● Supplied passage
The return on investment for McGehee was fantastic in 2014. They paid $1.1 million dollars for the most productive hitter on the team not named Giancarlo Stanton. However, his history is checkered. While 2014 was great, it is hard to just forget about those years when he could barely get on base.
Mcgehee is not a fast man. So unless he is putting the ball over the fence, he has to fight for every base he earns. His batting average on balls in play (BABIP) in his two below average years? .249 and .248. His BABIP in 2014? .335. Maybe it was Marlins Park. Maybe it was luck of the draw. However, the man with a career BABIP below .300 cannot sustain that high of an average. He will come back to earth next season.
Understandably, some fans and even team personnel are weary of Sabrmetrics. However, a stat like BABIP is not the product of a series of math equations that should scare anybody off. It’s an easy figure to determine, and it really shows a lot about a player. McGehee having a BABIP 100 points higher than his last two season in the majors is an anomaly more than “the new McGehee.”

● Task A
Find each line in the records below that contains the string "subsection", and copy those lines in full.
The McGehee passage and the records are separate material.

● Supplied data
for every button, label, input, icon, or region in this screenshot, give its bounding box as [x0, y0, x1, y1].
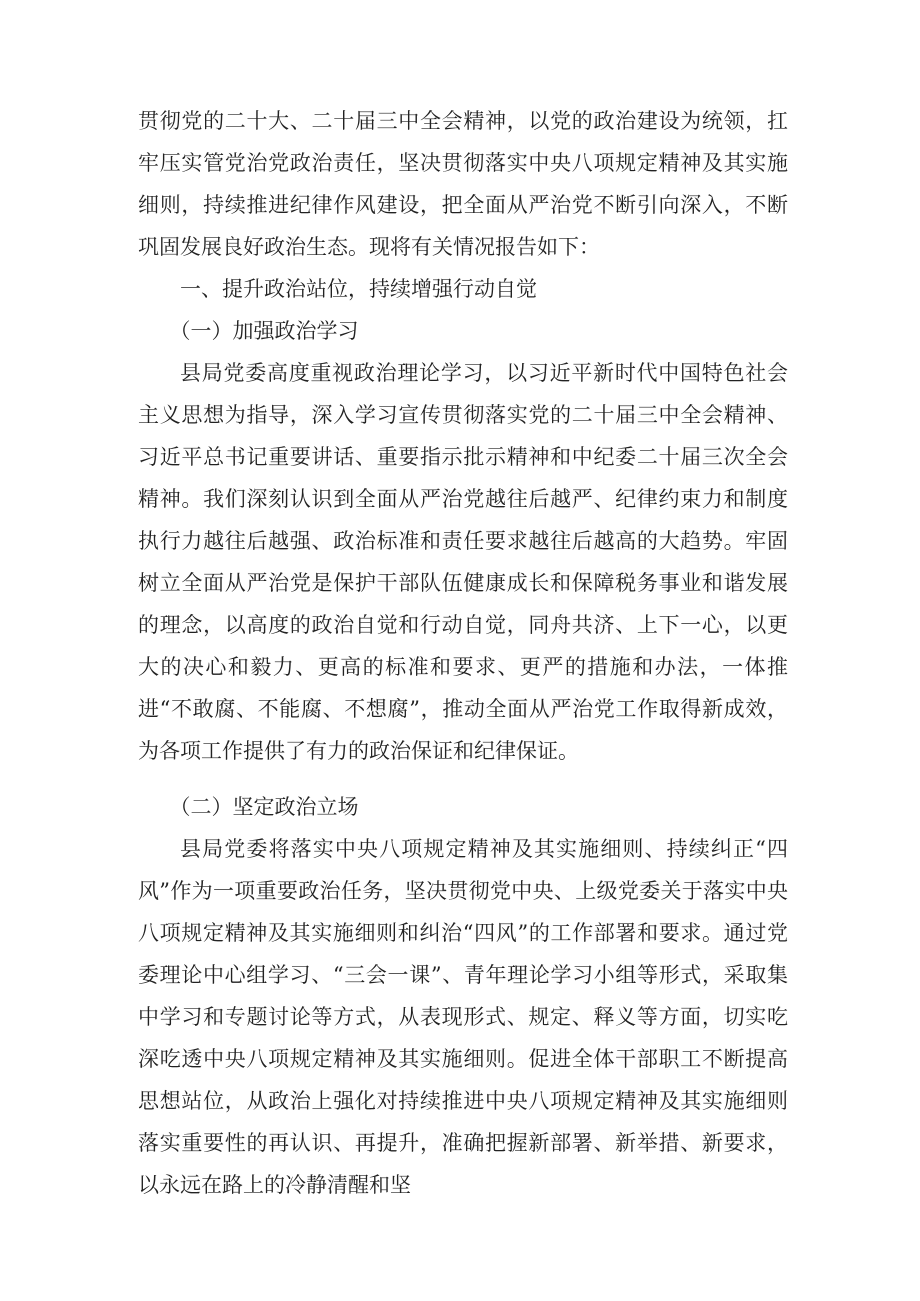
- subsection-heading-2: （二）坚定政治立场: [169, 795, 359, 819]
- section-heading-1: 一、提升政治站位，持续增强行动自觉: [180, 277, 537, 301]
- paragraph-political-stance: 县局党委将落实中央八项规定精神及其实施细则、持续纠正“四风”作为一项重要政治任务，坚决贯彻党中央、上级党委关于落实中央八项规定精神及其实施细则和纠治“四风”的工作部署和要求。通过党委理论中心组学习、“三会一课”、青年理论学习小组等形式，采取集中学习和专题讨论等方式，从表现形式、规定、释义等方面，切实吃深吃透中央八项规定精神及其实施细则。促进全体干部职工不断提高思想站位，从政治上强化对持续推进中央八项规定精神及其实施细则落实重要性的再认识、再提升，准确把握新部署、新举措、新要求，以永远在路上的冷静清醒和坚: [138, 837, 788, 1197]
- subsection-heading-1: （一）加强政治学习: [169, 319, 359, 343]
- document-body: [138, 100, 788, 1206]
- paragraph-continuation: 贯彻党的二十大、二十届三中全会精神，以党的政治建设为统领，扛牢压实管党治党政治责任，坚决贯彻落实中央八项规定精神及其实施细则，持续推进纪律作风建设，把全面从严治党不断引向深入，不断巩固发展良好政治生态。现将有关情况报告如下：: [138, 109, 788, 259]
- paragraph-political-study: 县局党委高度重视政治理论学习，以习近平新时代中国特色社会主义思想为指导，深入学习宣传贯彻落实党的二十届三中全会精神、习近平总书记重要讲话、重要指示批示精神和中纪委二十届三次全会精神。我们深刻认识到全面从严治党越往后越严、纪律约束力和制度执行力越往后越强、政治标准和责任要求越往后越高的大趋势。牢固树立全面从严治党是保护干部队伍健康成长和保障税务事业和谐发展的理念，以高度的政治自觉和行动自觉，同舟共济、上下一心，以更大的决心和毅力、更高的标准和要求、更严的措施和办法，一体推进“不敢腐、不能腐、不想腐”，推动全面从严治党工作取得新成效，为各项工作提供了有力的政治保证和纪律保证。: [138, 361, 788, 763]
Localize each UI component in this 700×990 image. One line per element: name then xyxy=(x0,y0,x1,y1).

● Task B
Give the McGehee passage again, word for word.

● Complete answer A
- subsection-heading-2: （二）坚定政治立场: [169, 795, 359, 819]
- subsection-heading-1: （一）加强政治学习: [169, 319, 359, 343]

● Complete answer B
The return on investment for McGehee was fantastic in 2014. They paid $1.1 million dollars for the most productive hitter on the team not named Giancarlo Stanton. However, his history is checkered. While 2014 was great, it is hard to just forget about those years when he could barely get on base.
Mcgehee is not a fast man. So unless he is putting the ball over the fence, he has to fight for every base he earns. His batting average on balls in play (BABIP) in his two below average years? .249 and .248. His BABIP in 2014? .335. Maybe it was Marlins Park. Maybe it was luck of the draw. However, the man with a career BABIP below .300 cannot sustain that high of an average. He will come back to earth next season.
Understandably, some fans and even team personnel are weary of Sabrmetrics. However, a stat like BABIP is not the product of a series of math equations that should scare anybody off. It’s an easy figure to determine, and it really shows a lot about a player. McGehee having a BABIP 100 points higher than his last two season in the majors is an anomaly more than “the new McGehee.”